--- BEGIN RECORDS FOR THIS TASK ---
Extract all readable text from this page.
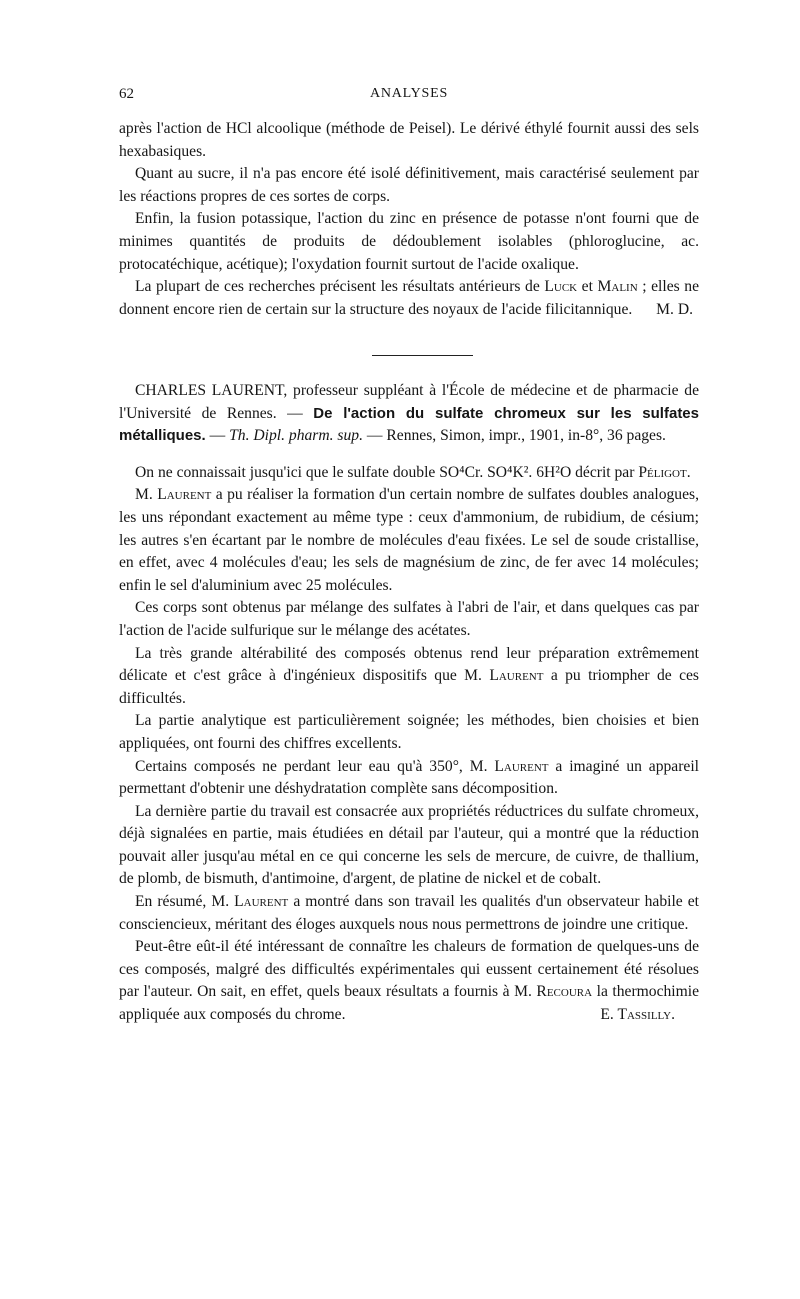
62	ANALYSES

après l'action de HCl alcoolique (méthode de Peisel). Le dérivé éthylé fournit aussi des sels hexabasiques.

Quant au sucre, il n'a pas encore été isolé définitivement, mais caractérisé seulement par les réactions propres de ces sortes de corps.

Enfin, la fusion potassique, l'action du zinc en présence de potasse n'ont fourni que de minimes quantités de produits de dédoublement isolables (phloroglucine, ac. protocatéchique, acétique); l'oxydation fournit surtout de l'acide oxalique.

La plupart de ces recherches précisent les résultats antérieurs de Luck et Malin ; elles ne donnent encore rien de certain sur la structure des noyaux de l'acide filicitannique.	M. D.

CHARLES LAURENT, professeur suppléant à l'École de médecine et de pharmacie de l'Université de Rennes. — De l'action du sulfate chromeux sur les sulfates métalliques. — Th. Dipl. pharm. sup. — Rennes, Simon, impr., 1901, in-8°, 36 pages.

On ne connaissait jusqu'ici que le sulfate double SO⁴Cr. SO⁴K². 6H²O décrit par Péligot.

M. Laurent a pu réaliser la formation d'un certain nombre de sulfates doubles analogues, les uns répondant exactement au même type : ceux d'ammonium, de rubidium, de césium; les autres s'en écartant par le nombre de molécules d'eau fixées. Le sel de soude cristallise, en effet, avec 4 molécules d'eau; les sels de magnésium de zinc, de fer avec 14 molécules; enfin le sel d'aluminium avec 25 molécules.

Ces corps sont obtenus par mélange des sulfates à l'abri de l'air, et dans quelques cas par l'action de l'acide sulfurique sur le mélange des acétates.

La très grande altérabilité des composés obtenus rend leur préparation extrêmement délicate et c'est grâce à d'ingénieux dispositifs que M. Laurent a pu triompher de ces difficultés.

La partie analytique est particulièrement soignée; les méthodes, bien choisies et bien appliquées, ont fourni des chiffres excellents.

Certains composés ne perdant leur eau qu'à 350°, M. Laurent a imaginé un appareil permettant d'obtenir une déshydratation complète sans décomposition.

La dernière partie du travail est consacrée aux propriétés réductrices du sulfate chromeux, déjà signalées en partie, mais étudiées en détail par l'auteur, qui a montré que la réduction pouvait aller jusqu'au métal en ce qui concerne les sels de mercure, de cuivre, de thallium, de plomb, de bismuth, d'antimoine, d'argent, de platine de nickel et de cobalt.

En résumé, M. Laurent a montré dans son travail les qualités d'un observateur habile et consciencieux, méritant des éloges auxquels nous nous permettrons de joindre une critique.

Peut-être eût-il été intéressant de connaître les chaleurs de formation de quelques-uns de ces composés, malgré des difficultés expérimentales qui eussent certainement été résolues par l'auteur. On sait, en effet, quels beaux résultats a fournis à M. Recoura la thermochimie appliquée aux composés du chrome.	E. Tassilly.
--- END RECORDS FOR THIS TASK ---
**WHAT IS NEEDED:** Reproduce every line precisely as given, omitting all pictures.

**ANSWER TO THE EXERCISE:**
Extract all readable text from this page.
62	ANALYSES

après l'action de HCl alcoolique (méthode de Peisel). Le dérivé éthylé fournit aussi des sels hexabasiques.

Quant au sucre, il n'a pas encore été isolé définitivement, mais caractérisé seulement par les réactions propres de ces sortes de corps.

Enfin, la fusion potassique, l'action du zinc en présence de potasse n'ont fourni que de minimes quantités de produits de dédoublement isolables (phloroglucine, ac. protocatéchique, acétique); l'oxydation fournit surtout de l'acide oxalique.

La plupart de ces recherches précisent les résultats antérieurs de Luck et Malin ; elles ne donnent encore rien de certain sur la structure des noyaux de l'acide filicitannique.	M. D.

CHARLES LAURENT, professeur suppléant à l'École de médecine et de pharmacie de l'Université de Rennes. — De l'action du sulfate chromeux sur les sulfates métalliques. — Th. Dipl. pharm. sup. — Rennes, Simon, impr., 1901, in-8°, 36 pages.

On ne connaissait jusqu'ici que le sulfate double SO⁴Cr. SO⁴K². 6H²O décrit par Péligot.

M. Laurent a pu réaliser la formation d'un certain nombre de sulfates doubles analogues, les uns répondant exactement au même type : ceux d'ammonium, de rubidium, de césium; les autres s'en écartant par le nombre de molécules d'eau fixées. Le sel de soude cristallise, en effet, avec 4 molécules d'eau; les sels de magnésium de zinc, de fer avec 14 molécules; enfin le sel d'aluminium avec 25 molécules.

Ces corps sont obtenus par mélange des sulfates à l'abri de l'air, et dans quelques cas par l'action de l'acide sulfurique sur le mélange des acétates.

La très grande altérabilité des composés obtenus rend leur préparation extrêmement délicate et c'est grâce à d'ingénieux dispositifs que M. Laurent a pu triompher de ces difficultés.

La partie analytique est particulièrement soignée; les méthodes, bien choisies et bien appliquées, ont fourni des chiffres excellents.

Certains composés ne perdant leur eau qu'à 350°, M. Laurent a imaginé un appareil permettant d'obtenir une déshydratation complète sans décomposition.

La dernière partie du travail est consacrée aux propriétés réductrices du sulfate chromeux, déjà signalées en partie, mais étudiées en détail par l'auteur, qui a montré que la réduction pouvait aller jusqu'au métal en ce qui concerne les sels de mercure, de cuivre, de thallium, de plomb, de bismuth, d'antimoine, d'argent, de platine de nickel et de cobalt.

En résumé, M. Laurent a montré dans son travail les qualités d'un observateur habile et consciencieux, méritant des éloges auxquels nous nous permettrons de joindre une critique.

Peut-être eût-il été intéressant de connaître les chaleurs de formation de quelques-uns de ces composés, malgré des difficultés expérimentales qui eussent certainement été résolues par l'auteur. On sait, en effet, quels beaux résultats a fournis à M. Recoura la thermochimie appliquée aux composés du chrome.	E. Tassilly.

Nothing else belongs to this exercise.